● Data lines
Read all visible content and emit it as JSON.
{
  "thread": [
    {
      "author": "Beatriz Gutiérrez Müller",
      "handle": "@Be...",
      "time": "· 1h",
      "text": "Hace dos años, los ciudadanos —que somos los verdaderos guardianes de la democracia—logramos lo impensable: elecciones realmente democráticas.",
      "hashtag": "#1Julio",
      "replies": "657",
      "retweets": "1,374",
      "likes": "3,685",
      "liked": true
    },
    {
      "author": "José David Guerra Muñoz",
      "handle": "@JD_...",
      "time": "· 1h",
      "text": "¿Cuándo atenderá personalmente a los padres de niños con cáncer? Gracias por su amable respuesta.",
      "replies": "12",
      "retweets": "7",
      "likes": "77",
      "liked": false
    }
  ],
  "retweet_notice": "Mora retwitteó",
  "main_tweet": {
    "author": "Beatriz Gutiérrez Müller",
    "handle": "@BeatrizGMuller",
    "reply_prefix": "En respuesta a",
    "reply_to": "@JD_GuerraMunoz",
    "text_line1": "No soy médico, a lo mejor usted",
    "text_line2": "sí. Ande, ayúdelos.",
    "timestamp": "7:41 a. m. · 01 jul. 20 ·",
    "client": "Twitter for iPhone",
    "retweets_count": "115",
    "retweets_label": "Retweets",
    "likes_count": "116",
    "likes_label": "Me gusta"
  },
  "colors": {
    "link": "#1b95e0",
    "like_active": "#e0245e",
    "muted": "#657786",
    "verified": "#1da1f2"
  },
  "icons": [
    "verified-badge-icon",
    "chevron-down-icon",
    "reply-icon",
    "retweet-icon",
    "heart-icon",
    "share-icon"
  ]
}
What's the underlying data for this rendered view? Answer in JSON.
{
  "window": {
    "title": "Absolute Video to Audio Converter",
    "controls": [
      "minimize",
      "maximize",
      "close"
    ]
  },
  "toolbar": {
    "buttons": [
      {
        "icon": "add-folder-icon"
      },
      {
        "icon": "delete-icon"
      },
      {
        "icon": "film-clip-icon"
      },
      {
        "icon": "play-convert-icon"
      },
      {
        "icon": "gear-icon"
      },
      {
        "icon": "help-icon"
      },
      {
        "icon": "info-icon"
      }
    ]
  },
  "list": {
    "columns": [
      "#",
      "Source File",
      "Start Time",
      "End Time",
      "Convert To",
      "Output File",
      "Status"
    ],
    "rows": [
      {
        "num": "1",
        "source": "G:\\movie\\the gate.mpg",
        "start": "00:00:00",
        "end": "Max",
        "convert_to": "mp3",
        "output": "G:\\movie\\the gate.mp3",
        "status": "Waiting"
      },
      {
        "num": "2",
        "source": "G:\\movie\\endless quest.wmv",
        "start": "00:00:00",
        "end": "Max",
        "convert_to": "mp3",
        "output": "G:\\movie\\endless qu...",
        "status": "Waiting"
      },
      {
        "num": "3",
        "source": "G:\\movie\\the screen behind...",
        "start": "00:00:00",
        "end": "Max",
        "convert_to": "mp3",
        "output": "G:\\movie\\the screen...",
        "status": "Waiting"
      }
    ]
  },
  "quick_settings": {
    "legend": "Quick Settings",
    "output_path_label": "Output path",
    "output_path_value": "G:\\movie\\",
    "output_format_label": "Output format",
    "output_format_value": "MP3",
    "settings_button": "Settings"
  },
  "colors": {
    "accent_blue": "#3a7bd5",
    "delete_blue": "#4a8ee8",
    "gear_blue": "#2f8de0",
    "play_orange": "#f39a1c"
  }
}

● What is expected
Only the number is wanted: how many lines of the data contain the word "JSON"?

● Task answer
2